[Part of a data file]
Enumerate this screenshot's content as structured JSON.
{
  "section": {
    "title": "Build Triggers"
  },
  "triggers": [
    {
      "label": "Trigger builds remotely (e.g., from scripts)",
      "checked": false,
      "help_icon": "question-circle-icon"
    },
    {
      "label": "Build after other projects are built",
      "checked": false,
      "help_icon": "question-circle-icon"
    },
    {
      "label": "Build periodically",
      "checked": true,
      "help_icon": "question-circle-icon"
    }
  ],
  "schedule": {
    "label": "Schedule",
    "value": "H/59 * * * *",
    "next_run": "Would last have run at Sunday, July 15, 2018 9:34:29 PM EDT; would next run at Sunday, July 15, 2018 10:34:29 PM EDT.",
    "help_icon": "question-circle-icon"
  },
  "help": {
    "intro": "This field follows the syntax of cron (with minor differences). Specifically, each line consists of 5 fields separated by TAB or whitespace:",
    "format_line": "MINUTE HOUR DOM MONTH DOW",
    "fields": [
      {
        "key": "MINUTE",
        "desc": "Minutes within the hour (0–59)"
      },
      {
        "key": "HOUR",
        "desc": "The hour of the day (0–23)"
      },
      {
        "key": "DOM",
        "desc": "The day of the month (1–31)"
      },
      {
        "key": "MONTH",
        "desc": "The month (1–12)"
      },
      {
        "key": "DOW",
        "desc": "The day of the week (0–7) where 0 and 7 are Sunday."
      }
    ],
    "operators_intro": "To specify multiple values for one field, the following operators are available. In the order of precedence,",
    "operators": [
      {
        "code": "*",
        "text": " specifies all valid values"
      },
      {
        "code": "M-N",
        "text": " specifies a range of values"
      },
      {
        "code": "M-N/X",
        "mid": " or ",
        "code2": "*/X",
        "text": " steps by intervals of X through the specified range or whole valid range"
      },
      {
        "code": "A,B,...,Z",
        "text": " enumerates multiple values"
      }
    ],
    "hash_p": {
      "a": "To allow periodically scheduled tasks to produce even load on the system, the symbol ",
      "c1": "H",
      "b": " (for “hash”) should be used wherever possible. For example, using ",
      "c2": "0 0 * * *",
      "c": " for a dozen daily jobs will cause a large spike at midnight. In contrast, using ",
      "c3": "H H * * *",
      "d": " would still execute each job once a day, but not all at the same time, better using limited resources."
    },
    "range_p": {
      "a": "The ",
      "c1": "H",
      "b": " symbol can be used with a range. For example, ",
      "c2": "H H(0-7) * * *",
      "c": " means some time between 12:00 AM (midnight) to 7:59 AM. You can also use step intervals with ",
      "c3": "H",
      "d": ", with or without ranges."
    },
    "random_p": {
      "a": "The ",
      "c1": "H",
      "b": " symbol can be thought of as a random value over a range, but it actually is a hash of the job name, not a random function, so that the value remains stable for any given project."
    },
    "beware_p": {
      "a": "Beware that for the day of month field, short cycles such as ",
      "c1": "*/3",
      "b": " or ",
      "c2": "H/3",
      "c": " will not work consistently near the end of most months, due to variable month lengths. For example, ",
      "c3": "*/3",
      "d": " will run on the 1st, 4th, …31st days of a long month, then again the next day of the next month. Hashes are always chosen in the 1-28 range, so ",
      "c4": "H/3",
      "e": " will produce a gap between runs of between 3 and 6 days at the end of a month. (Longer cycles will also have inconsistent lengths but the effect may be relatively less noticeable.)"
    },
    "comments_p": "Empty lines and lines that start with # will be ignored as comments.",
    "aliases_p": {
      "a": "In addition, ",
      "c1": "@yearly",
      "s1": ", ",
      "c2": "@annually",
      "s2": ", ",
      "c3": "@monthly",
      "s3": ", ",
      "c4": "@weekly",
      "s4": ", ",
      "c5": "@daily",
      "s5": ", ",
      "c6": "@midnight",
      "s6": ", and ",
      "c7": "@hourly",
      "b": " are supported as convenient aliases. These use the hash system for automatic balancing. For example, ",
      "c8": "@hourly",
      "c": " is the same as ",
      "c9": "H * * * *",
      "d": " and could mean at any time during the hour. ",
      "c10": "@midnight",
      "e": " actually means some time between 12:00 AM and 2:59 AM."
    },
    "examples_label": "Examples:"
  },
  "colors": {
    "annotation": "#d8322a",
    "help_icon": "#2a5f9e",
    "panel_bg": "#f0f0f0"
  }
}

TASK BRIEF –
Pull out each line of the records holding the string "actually".

RESPONSE BELOW –
      "b": " symbol can be thought of as a random value over a range, but it actually is a hash of the job name, not a random function, so that the value remains stable for any given project."
      "e": " actually means some time between 12:00 AM and 2:59 AM."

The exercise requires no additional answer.